DATA SECTION:

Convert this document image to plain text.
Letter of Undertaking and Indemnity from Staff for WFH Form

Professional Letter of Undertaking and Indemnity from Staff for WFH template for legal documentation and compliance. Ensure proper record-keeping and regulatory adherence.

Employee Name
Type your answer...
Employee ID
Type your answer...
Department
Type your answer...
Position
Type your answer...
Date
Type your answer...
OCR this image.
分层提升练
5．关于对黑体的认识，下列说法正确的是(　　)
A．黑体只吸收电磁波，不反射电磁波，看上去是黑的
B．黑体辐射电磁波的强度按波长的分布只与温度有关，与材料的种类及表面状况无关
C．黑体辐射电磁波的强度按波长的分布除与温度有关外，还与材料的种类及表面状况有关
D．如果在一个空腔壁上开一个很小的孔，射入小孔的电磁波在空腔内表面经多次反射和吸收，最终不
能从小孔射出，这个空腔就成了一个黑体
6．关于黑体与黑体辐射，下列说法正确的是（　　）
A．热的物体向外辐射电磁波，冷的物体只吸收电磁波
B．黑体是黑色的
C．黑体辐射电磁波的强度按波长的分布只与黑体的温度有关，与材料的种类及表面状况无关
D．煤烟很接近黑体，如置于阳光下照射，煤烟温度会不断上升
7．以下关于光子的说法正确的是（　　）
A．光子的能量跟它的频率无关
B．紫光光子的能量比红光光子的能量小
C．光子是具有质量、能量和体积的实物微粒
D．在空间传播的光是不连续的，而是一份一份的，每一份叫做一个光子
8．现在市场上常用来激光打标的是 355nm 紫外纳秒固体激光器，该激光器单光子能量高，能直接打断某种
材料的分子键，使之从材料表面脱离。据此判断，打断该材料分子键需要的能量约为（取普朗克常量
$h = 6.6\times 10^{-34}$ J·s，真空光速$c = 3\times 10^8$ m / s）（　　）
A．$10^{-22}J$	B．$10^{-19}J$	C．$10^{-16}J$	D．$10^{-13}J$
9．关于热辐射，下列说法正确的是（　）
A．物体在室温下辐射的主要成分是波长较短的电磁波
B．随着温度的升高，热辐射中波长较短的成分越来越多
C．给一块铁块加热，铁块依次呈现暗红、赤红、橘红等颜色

WHAT YOU WILL DO: Extract all of the data above without altering anything.

CORRECT RESULT:
Convert this document image to plain text.
Letter of Undertaking and Indemnity from Staff for WFH Form

Professional Letter of Undertaking and Indemnity from Staff for WFH template for legal documentation and compliance. Ensure proper record-keeping and regulatory adherence.

Employee Name
Type your answer...
Employee ID
Type your answer...
Department
Type your answer...
Position
Type your answer...
Date
Type your answer...
OCR this image.
分层提升练
5．关于对黑体的认识，下列说法正确的是(　　)
A．黑体只吸收电磁波，不反射电磁波，看上去是黑的
B．黑体辐射电磁波的强度按波长的分布只与温度有关，与材料的种类及表面状况无关
C．黑体辐射电磁波的强度按波长的分布除与温度有关外，还与材料的种类及表面状况有关
D．如果在一个空腔壁上开一个很小的孔，射入小孔的电磁波在空腔内表面经多次反射和吸收，最终不
能从小孔射出，这个空腔就成了一个黑体
6．关于黑体与黑体辐射，下列说法正确的是（　　）
A．热的物体向外辐射电磁波，冷的物体只吸收电磁波
B．黑体是黑色的
C．黑体辐射电磁波的强度按波长的分布只与黑体的温度有关，与材料的种类及表面状况无关
D．煤烟很接近黑体，如置于阳光下照射，煤烟温度会不断上升
7．以下关于光子的说法正确的是（　　）
A．光子的能量跟它的频率无关
B．紫光光子的能量比红光光子的能量小
C．光子是具有质量、能量和体积的实物微粒
D．在空间传播的光是不连续的，而是一份一份的，每一份叫做一个光子
8．现在市场上常用来激光打标的是 355nm 紫外纳秒固体激光器，该激光器单光子能量高，能直接打断某种
材料的分子键，使之从材料表面脱离。据此判断，打断该材料分子键需要的能量约为（取普朗克常量
$h = 6.6\times 10^{-34}$ J·s，真空光速$c = 3\times 10^8$ m / s）（　　）
A．$10^{-22}J$	B．$10^{-19}J$	C．$10^{-16}J$	D．$10^{-13}J$
9．关于热辐射，下列说法正确的是（　）
A．物体在室温下辐射的主要成分是波长较短的电磁波
B．随着温度的升高，热辐射中波长较短的成分越来越多
C．给一块铁块加热，铁块依次呈现暗红、赤红、橘红等颜色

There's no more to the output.